START Dataset rows

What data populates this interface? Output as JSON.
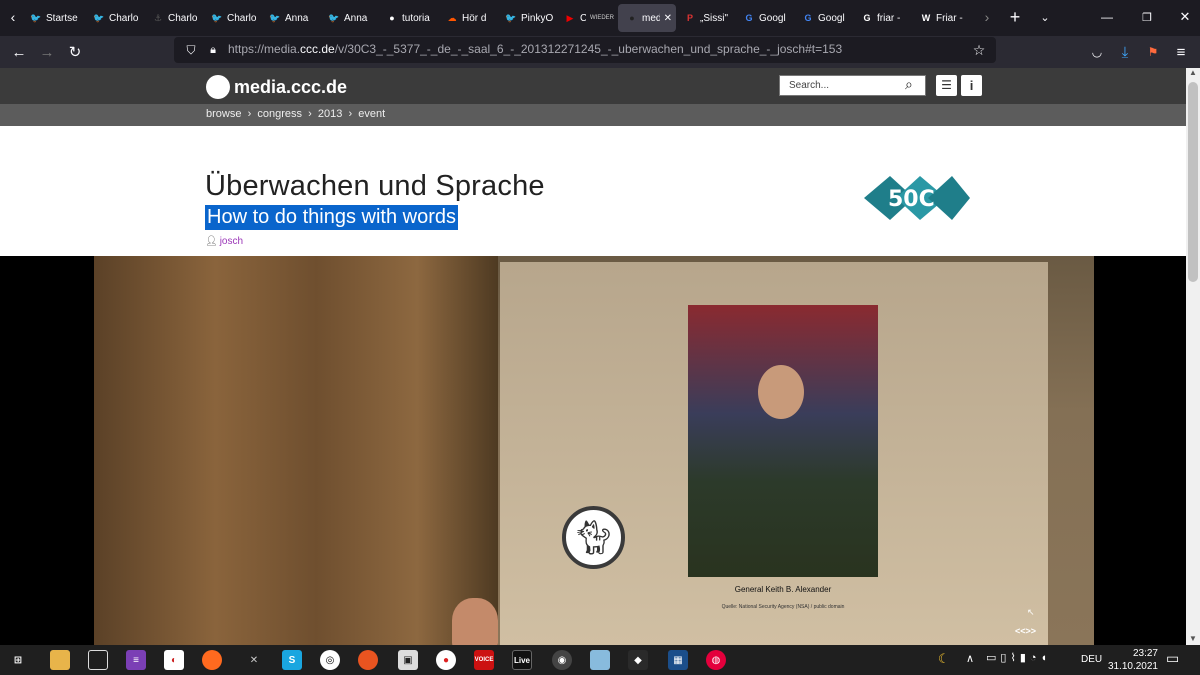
{
  "tabs": [
    {
      "label": "Startse",
      "fav": "twitter-icon",
      "color": "#1d9bf0",
      "glyph": "🐦"
    },
    {
      "label": "Charlo",
      "fav": "twitter-icon",
      "color": "#1d9bf0",
      "glyph": "🐦"
    },
    {
      "label": "Charlo",
      "fav": "anchor-icon",
      "color": "#555",
      "glyph": "⚓"
    },
    {
      "label": "Charlo",
      "fav": "twitter-icon",
      "color": "#1d9bf0",
      "glyph": "🐦"
    },
    {
      "label": "Anna",
      "fav": "twitter-icon",
      "color": "#1d9bf0",
      "glyph": "🐦"
    },
    {
      "label": "Anna",
      "fav": "twitter-icon",
      "color": "#1d9bf0",
      "glyph": "🐦"
    },
    {
      "label": "tutoria",
      "fav": "github-icon",
      "color": "#fff",
      "glyph": "●"
    },
    {
      "label": "Hör d",
      "fav": "soundcloud-icon",
      "color": "#f50",
      "glyph": "☁"
    },
    {
      "label": "PinkyO",
      "fav": "twitter-icon",
      "color": "#1d9bf0",
      "glyph": "🐦"
    },
    {
      "label": "Charlo",
      "sub": "WIEDER",
      "fav": "youtube-icon",
      "color": "#e00",
      "glyph": "▶"
    },
    {
      "label": "med",
      "fav": "media-ccc-icon",
      "color": "#222",
      "glyph": "●",
      "active": true
    },
    {
      "label": "„Sissi\"",
      "fav": "p-icon",
      "color": "#d33",
      "glyph": "P"
    },
    {
      "label": "Googl",
      "fav": "translate-icon",
      "color": "#4285f4",
      "glyph": "G"
    },
    {
      "label": "Googl",
      "fav": "translate-icon",
      "color": "#4285f4",
      "glyph": "G"
    },
    {
      "label": "friar -",
      "fav": "google-icon",
      "color": "#fff",
      "glyph": "G"
    },
    {
      "label": "Friar -",
      "fav": "wikipedia-icon",
      "color": "#fff",
      "glyph": "W"
    }
  ],
  "url": {
    "prefix": "https://media.",
    "host": "ccc.de",
    "path": "/v/30C3_-_5377_-_de_-_saal_6_-_201312271245_-_uberwachen_und_sprache_-_josch#t=153"
  },
  "site": {
    "name": "media.ccc.de",
    "search_placeholder": "Search..."
  },
  "breadcrumb": [
    "browse",
    "congress",
    "2013",
    "event"
  ],
  "talk": {
    "title": "Überwachen und Sprache",
    "subtitle": "How to do things with words",
    "speaker": "josch"
  },
  "video": {
    "caption": "General Keith B. Alexander",
    "source": "Quelle: National Security Agency (NSA) / public domain",
    "nav": "<<>>"
  },
  "taskbar": {
    "time": "23:27",
    "date": "31.10.2021",
    "lang": "DEU"
  }
}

END Dataset rows

» Exercise: Repeat the material exactly as it reads, without any of its pictures.

» Answer for this exercise:
What data populates this interface? Output as JSON.
{
  "tabs": [
    {
      "label": "Startse",
      "fav": "twitter-icon",
      "color": "#1d9bf0",
      "glyph": "🐦"
    },
    {
      "label": "Charlo",
      "fav": "twitter-icon",
      "color": "#1d9bf0",
      "glyph": "🐦"
    },
    {
      "label": "Charlo",
      "fav": "anchor-icon",
      "color": "#555",
      "glyph": "⚓"
    },
    {
      "label": "Charlo",
      "fav": "twitter-icon",
      "color": "#1d9bf0",
      "glyph": "🐦"
    },
    {
      "label": "Anna",
      "fav": "twitter-icon",
      "color": "#1d9bf0",
      "glyph": "🐦"
    },
    {
      "label": "Anna",
      "fav": "twitter-icon",
      "color": "#1d9bf0",
      "glyph": "🐦"
    },
    {
      "label": "tutoria",
      "fav": "github-icon",
      "color": "#fff",
      "glyph": "●"
    },
    {
      "label": "Hör d",
      "fav": "soundcloud-icon",
      "color": "#f50",
      "glyph": "☁"
    },
    {
      "label": "PinkyO",
      "fav": "twitter-icon",
      "color": "#1d9bf0",
      "glyph": "🐦"
    },
    {
      "label": "Charlo",
      "sub": "WIEDER",
      "fav": "youtube-icon",
      "color": "#e00",
      "glyph": "▶"
    },
    {
      "label": "med",
      "fav": "media-ccc-icon",
      "color": "#222",
      "glyph": "●",
      "active": true
    },
    {
      "label": "„Sissi\"",
      "fav": "p-icon",
      "color": "#d33",
      "glyph": "P"
    },
    {
      "label": "Googl",
      "fav": "translate-icon",
      "color": "#4285f4",
      "glyph": "G"
    },
    {
      "label": "Googl",
      "fav": "translate-icon",
      "color": "#4285f4",
      "glyph": "G"
    },
    {
      "label": "friar -",
      "fav": "google-icon",
      "color": "#fff",
      "glyph": "G"
    },
    {
      "label": "Friar -",
      "fav": "wikipedia-icon",
      "color": "#fff",
      "glyph": "W"
    }
  ],
  "url": {
    "prefix": "https://media.",
    "host": "ccc.de",
    "path": "/v/30C3_-_5377_-_de_-_saal_6_-_201312271245_-_uberwachen_und_sprache_-_josch#t=153"
  },
  "site": {
    "name": "media.ccc.de",
    "search_placeholder": "Search..."
  },
  "breadcrumb": [
    "browse",
    "congress",
    "2013",
    "event"
  ],
  "talk": {
    "title": "Überwachen und Sprache",
    "subtitle": "How to do things with words",
    "speaker": "josch"
  },
  "video": {
    "caption": "General Keith B. Alexander",
    "source": "Quelle: National Security Agency (NSA) / public domain",
    "nav": "<<>>"
  },
  "taskbar": {
    "time": "23:27",
    "date": "31.10.2021",
    "lang": "DEU"
  }
}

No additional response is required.